* **Exercise instructions**: Print out every record exactly as it appears.

____ Material shown

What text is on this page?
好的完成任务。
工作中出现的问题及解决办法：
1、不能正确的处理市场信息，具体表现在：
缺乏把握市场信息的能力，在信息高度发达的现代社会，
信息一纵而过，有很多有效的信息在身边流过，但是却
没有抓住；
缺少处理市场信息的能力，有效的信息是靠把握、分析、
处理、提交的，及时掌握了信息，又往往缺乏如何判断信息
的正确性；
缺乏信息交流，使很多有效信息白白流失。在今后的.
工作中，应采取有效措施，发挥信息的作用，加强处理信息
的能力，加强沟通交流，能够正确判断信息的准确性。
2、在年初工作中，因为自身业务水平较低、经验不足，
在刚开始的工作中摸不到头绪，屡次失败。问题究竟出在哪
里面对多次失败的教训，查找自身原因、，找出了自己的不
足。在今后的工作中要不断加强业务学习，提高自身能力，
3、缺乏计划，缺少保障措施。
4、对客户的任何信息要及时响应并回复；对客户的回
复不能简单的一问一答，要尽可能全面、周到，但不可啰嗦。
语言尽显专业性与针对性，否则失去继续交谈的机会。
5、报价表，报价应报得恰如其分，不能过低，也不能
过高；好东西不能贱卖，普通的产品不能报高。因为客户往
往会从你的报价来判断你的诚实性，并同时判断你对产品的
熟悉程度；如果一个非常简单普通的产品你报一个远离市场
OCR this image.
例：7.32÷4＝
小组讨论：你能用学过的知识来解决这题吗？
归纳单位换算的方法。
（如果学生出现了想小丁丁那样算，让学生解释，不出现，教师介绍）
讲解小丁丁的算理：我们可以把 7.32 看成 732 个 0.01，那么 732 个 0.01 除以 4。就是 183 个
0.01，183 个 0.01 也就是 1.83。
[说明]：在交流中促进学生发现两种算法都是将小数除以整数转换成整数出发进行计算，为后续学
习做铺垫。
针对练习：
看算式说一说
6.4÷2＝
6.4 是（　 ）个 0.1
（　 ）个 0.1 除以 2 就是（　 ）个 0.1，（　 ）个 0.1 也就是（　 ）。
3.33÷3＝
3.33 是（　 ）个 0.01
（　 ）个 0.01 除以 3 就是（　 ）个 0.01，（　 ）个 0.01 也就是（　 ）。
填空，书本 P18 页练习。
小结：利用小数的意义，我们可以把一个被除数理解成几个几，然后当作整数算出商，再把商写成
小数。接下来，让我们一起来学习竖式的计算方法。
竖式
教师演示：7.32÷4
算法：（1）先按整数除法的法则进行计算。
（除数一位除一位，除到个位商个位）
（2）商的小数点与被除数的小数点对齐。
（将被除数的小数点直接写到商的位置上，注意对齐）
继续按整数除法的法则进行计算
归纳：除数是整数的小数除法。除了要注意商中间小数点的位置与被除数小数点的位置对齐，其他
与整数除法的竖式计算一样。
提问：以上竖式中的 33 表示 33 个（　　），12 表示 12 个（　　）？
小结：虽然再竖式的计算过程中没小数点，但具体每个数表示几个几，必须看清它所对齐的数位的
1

________

* **Result below**:
What text is on this page?
好的完成任务。
工作中出现的问题及解决办法：
1、不能正确的处理市场信息，具体表现在：
缺乏把握市场信息的能力，在信息高度发达的现代社会，
信息一纵而过，有很多有效的信息在身边流过，但是却
没有抓住；
缺少处理市场信息的能力，有效的信息是靠把握、分析、
处理、提交的，及时掌握了信息，又往往缺乏如何判断信息
的正确性；
缺乏信息交流，使很多有效信息白白流失。在今后的.
工作中，应采取有效措施，发挥信息的作用，加强处理信息
的能力，加强沟通交流，能够正确判断信息的准确性。
2、在年初工作中，因为自身业务水平较低、经验不足，
在刚开始的工作中摸不到头绪，屡次失败。问题究竟出在哪
里面对多次失败的教训，查找自身原因、，找出了自己的不
足。在今后的工作中要不断加强业务学习，提高自身能力，
3、缺乏计划，缺少保障措施。
4、对客户的任何信息要及时响应并回复；对客户的回
复不能简单的一问一答，要尽可能全面、周到，但不可啰嗦。
语言尽显专业性与针对性，否则失去继续交谈的机会。
5、报价表，报价应报得恰如其分，不能过低，也不能
过高；好东西不能贱卖，普通的产品不能报高。因为客户往
往会从你的报价来判断你的诚实性，并同时判断你对产品的
熟悉程度；如果一个非常简单普通的产品你报一个远离市场
OCR this image.
例：7.32÷4＝
小组讨论：你能用学过的知识来解决这题吗？
归纳单位换算的方法。
（如果学生出现了想小丁丁那样算，让学生解释，不出现，教师介绍）
讲解小丁丁的算理：我们可以把 7.32 看成 732 个 0.01，那么 732 个 0.01 除以 4。就是 183 个
0.01，183 个 0.01 也就是 1.83。
[说明]：在交流中促进学生发现两种算法都是将小数除以整数转换成整数出发进行计算，为后续学
习做铺垫。
针对练习：
看算式说一说
6.4÷2＝
6.4 是（　 ）个 0.1
（　 ）个 0.1 除以 2 就是（　 ）个 0.1，（　 ）个 0.1 也就是（　 ）。
3.33÷3＝
3.33 是（　 ）个 0.01
（　 ）个 0.01 除以 3 就是（　 ）个 0.01，（　 ）个 0.01 也就是（　 ）。
填空，书本 P18 页练习。
小结：利用小数的意义，我们可以把一个被除数理解成几个几，然后当作整数算出商，再把商写成
小数。接下来，让我们一起来学习竖式的计算方法。
竖式
教师演示：7.32÷4
算法：（1）先按整数除法的法则进行计算。
（除数一位除一位，除到个位商个位）
（2）商的小数点与被除数的小数点对齐。
（将被除数的小数点直接写到商的位置上，注意对齐）
继续按整数除法的法则进行计算
归纳：除数是整数的小数除法。除了要注意商中间小数点的位置与被除数小数点的位置对齐，其他
与整数除法的竖式计算一样。
提问：以上竖式中的 33 表示 33 个（　　），12 表示 12 个（　　）？
小结：虽然再竖式的计算过程中没小数点，但具体每个数表示几个几，必须看清它所对齐的数位的
1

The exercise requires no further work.